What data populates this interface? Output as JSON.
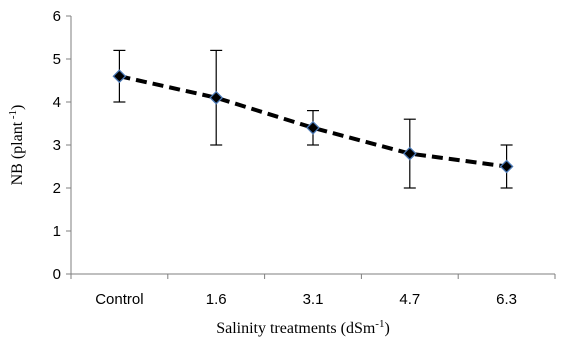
{
  "chart_data": {
    "type": "line",
    "categories": [
      "Control",
      "1.6",
      "3.1",
      "4.7",
      "6.3"
    ],
    "series": [
      {
        "values": [
          4.6,
          4.1,
          3.4,
          2.8,
          2.5
        ],
        "error_low": [
          4.0,
          3.0,
          3.0,
          2.0,
          2.0
        ],
        "error_high": [
          5.2,
          5.2,
          3.8,
          3.6,
          3.0
        ],
        "line_style": "dashed",
        "line_color": "#000000",
        "marker": "diamond",
        "marker_fill": "#000000",
        "marker_edge": "#4a78b5"
      }
    ],
    "ylim": [
      0,
      6
    ],
    "yticks": [
      "0",
      "1",
      "2",
      "3",
      "4",
      "5",
      "6"
    ],
    "ylabel": {
      "main": "NB  (plant",
      "sup": " -1",
      "end": ")"
    },
    "xlabel": {
      "main": "Salinity treatments  (dSm",
      "sup": "-1",
      "end": ")"
    },
    "grid": false,
    "legend": "none"
  }
}
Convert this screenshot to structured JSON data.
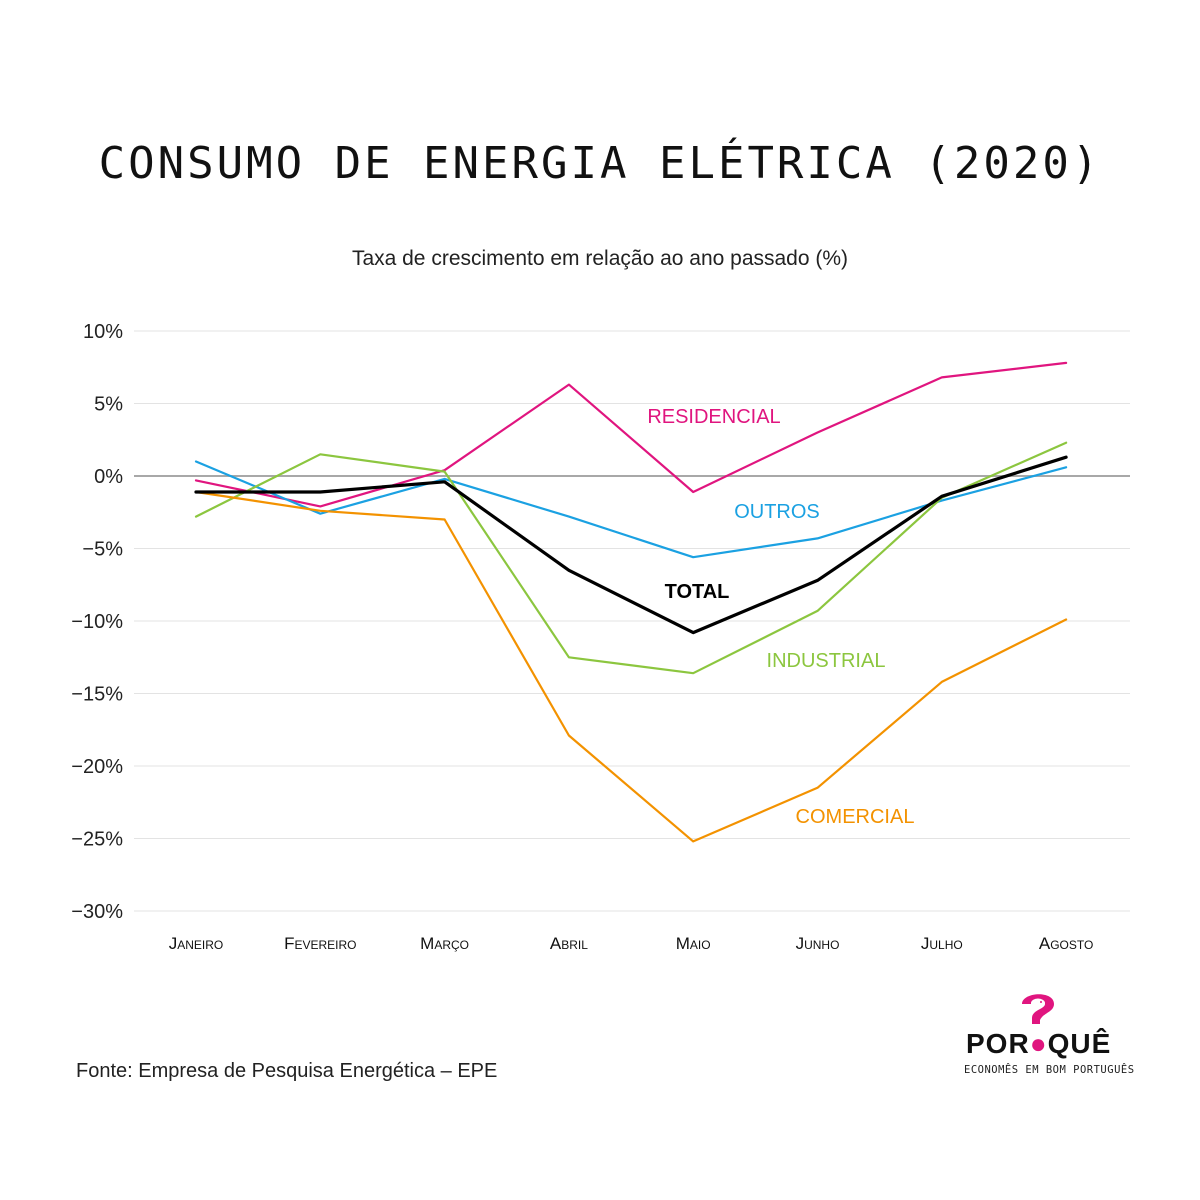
{
  "title": "CONSUMO DE ENERGIA ELÉTRICA (2020)",
  "subtitle": "Taxa de crescimento em relação ao ano passado (%)",
  "source": "Fonte: Empresa de Pesquisa Energética – EPE",
  "logo": {
    "word_left": "POR",
    "word_right": "QUÊ",
    "tagline": "ECONOMÊS EM BOM PORTUGUÊS",
    "accent_color": "#e0157f"
  },
  "chart_data": {
    "type": "line",
    "categories": [
      "Janeiro",
      "Fevereiro",
      "Março",
      "Abril",
      "Maio",
      "Junho",
      "Julho",
      "Agosto"
    ],
    "ylim": [
      -30,
      10
    ],
    "yticks": [
      10,
      5,
      0,
      -5,
      -10,
      -15,
      -20,
      -25,
      -30
    ],
    "ytick_labels": [
      "10%",
      "5%",
      "0%",
      "−5%",
      "−10%",
      "−15%",
      "−20%",
      "−25%",
      "−30%"
    ],
    "grid": true,
    "series": [
      {
        "name": "RESIDENCIAL",
        "color": "#e0157f",
        "values": [
          -0.3,
          -2.1,
          0.4,
          6.3,
          -1.1,
          3.0,
          6.8,
          7.8
        ]
      },
      {
        "name": "OUTROS",
        "color": "#1ba1e2",
        "values": [
          1.0,
          -2.6,
          -0.2,
          -2.8,
          -5.6,
          -4.3,
          -1.7,
          0.6
        ]
      },
      {
        "name": "INDUSTRIAL",
        "color": "#8cc63f",
        "values": [
          -2.8,
          1.5,
          0.3,
          -12.5,
          -13.6,
          -9.3,
          -1.5,
          2.3
        ]
      },
      {
        "name": "COMERCIAL",
        "color": "#f39200",
        "values": [
          -1.1,
          -2.4,
          -3.0,
          -17.9,
          -25.2,
          -21.5,
          -14.2,
          -9.9
        ]
      },
      {
        "name": "TOTAL",
        "color": "#000000",
        "values": [
          -1.1,
          -1.1,
          -0.4,
          -6.5,
          -10.8,
          -7.2,
          -1.4,
          1.3
        ],
        "bold": true
      }
    ]
  }
}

•••••

> [Work to be completed] Examine the entries and report how many of their lines contain the string "main", giving no more than the number.

> [Expected answer] 2